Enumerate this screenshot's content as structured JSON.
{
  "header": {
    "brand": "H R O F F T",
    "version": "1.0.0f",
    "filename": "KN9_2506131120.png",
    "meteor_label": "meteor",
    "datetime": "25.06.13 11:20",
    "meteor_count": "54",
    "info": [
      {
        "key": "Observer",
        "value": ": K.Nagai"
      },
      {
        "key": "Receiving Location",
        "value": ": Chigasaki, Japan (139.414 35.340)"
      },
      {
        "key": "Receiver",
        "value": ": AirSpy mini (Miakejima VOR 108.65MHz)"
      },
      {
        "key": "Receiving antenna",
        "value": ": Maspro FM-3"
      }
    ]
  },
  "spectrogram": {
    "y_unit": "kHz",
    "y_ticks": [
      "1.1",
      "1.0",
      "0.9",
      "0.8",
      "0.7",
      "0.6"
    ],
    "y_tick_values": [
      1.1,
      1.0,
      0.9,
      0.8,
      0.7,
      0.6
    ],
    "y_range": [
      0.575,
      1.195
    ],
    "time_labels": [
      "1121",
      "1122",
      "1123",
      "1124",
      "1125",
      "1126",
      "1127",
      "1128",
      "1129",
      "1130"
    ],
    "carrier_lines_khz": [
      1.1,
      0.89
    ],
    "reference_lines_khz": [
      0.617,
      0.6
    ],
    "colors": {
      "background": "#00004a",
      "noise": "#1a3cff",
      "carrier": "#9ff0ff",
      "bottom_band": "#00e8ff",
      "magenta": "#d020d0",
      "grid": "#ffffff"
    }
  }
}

#### Your task:
Pull out each record as written and restate it exactly.

#### Response for this exercise:
Enumerate this screenshot's content as structured JSON.
{
  "header": {
    "brand": "H R O F F T",
    "version": "1.0.0f",
    "filename": "KN9_2506131120.png",
    "meteor_label": "meteor",
    "datetime": "25.06.13 11:20",
    "meteor_count": "54",
    "info": [
      {
        "key": "Observer",
        "value": ": K.Nagai"
      },
      {
        "key": "Receiving Location",
        "value": ": Chigasaki, Japan (139.414 35.340)"
      },
      {
        "key": "Receiver",
        "value": ": AirSpy mini (Miakejima VOR 108.65MHz)"
      },
      {
        "key": "Receiving antenna",
        "value": ": Maspro FM-3"
      }
    ]
  },
  "spectrogram": {
    "y_unit": "kHz",
    "y_ticks": [
      "1.1",
      "1.0",
      "0.9",
      "0.8",
      "0.7",
      "0.6"
    ],
    "y_tick_values": [
      1.1,
      1.0,
      0.9,
      0.8,
      0.7,
      0.6
    ],
    "y_range": [
      0.575,
      1.195
    ],
    "time_labels": [
      "1121",
      "1122",
      "1123",
      "1124",
      "1125",
      "1126",
      "1127",
      "1128",
      "1129",
      "1130"
    ],
    "carrier_lines_khz": [
      1.1,
      0.89
    ],
    "reference_lines_khz": [
      0.617,
      0.6
    ],
    "colors": {
      "background": "#00004a",
      "noise": "#1a3cff",
      "carrier": "#9ff0ff",
      "bottom_band": "#00e8ff",
      "magenta": "#d020d0",
      "grid": "#ffffff"
    }
  }
}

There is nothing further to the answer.